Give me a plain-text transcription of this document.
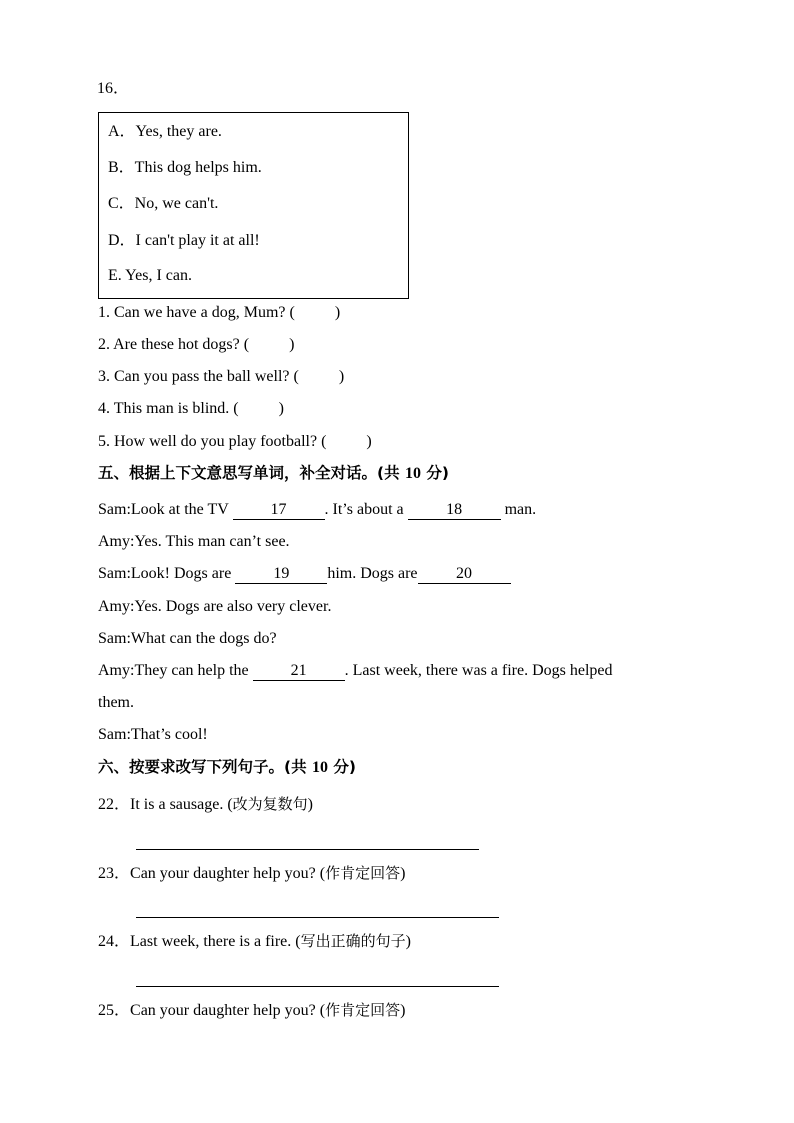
16．
A．Yes, they are.
B．This dog helps him.
C．No, we can't.
D．I can't play it at all!
E. Yes, I can.
1. Can we have a dog, Mum? (          )
2. Are these hot dogs? (          )
3. Can you pass the ball well? (          )
4. This man is blind. (          )
5. How well do you play football? (          )
五、根据上下文意思写单词，补全对话。(共 10 分)
Sam:Look at the TV 17 . It’s about a 18 man.
Amy:Yes. This man can’t see.
Sam:Look! Dogs are 19 him. Dogs are 20
Amy:Yes. Dogs are also very clever.
Sam:What can the dogs do?
Amy:They can help the 21 . Last week, there was a fire. Dogs helped
them.
Sam:That’s cool!
六、按要求改写下列句子。(共 10 分)
22．It is a sausage. (改为复数句)
23．Can your daughter help you? (作肯定回答)
24．Last week, there is a fire. (写出正确的句子)
25．Can your daughter help you? (作肯定回答)
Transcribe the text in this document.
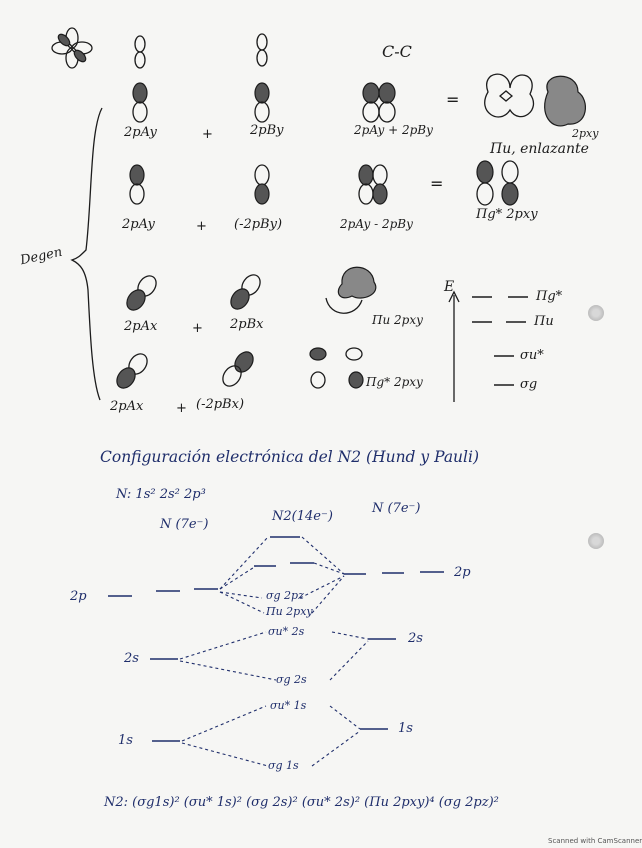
C-C
=
=
Degen
2pAy	+	2pBy	2pAy + 2pBy
Πu, enlazante
2pxy
2pAy	+ (-2pBy)	2pAy - 2pBy
Πg* 2pxy
2pAx	+ 2pBx	Πu 2pxy
2pAx	+ (-2pBx)
Πg* 2pxy
E
Πg*
Πu
σu*
σg
Configuración electrónica del N2 (Hund y Pauli)
N: 1s² 2s² 2p³
N (7e⁻)
N2(14e⁻)
N (7e⁻)
2p
2s
1s
2p
2s
1s
σg 2pz
Πu 2pxy
σu* 2s
σg 2s
σu* 1s
σg 1s
N2: (σg1s)² (σu* 1s)² (σg 2s)² (σu* 2s)² (Πu 2pxy)⁴ (σg 2pz)²
Scanned with CamScanner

━━━━━━━━━━━━━━━━━━━━

**Problem to solve**
The word "作肯定回答" appears in how many lines of the data? Answer with only the number.

**Exercise output**
2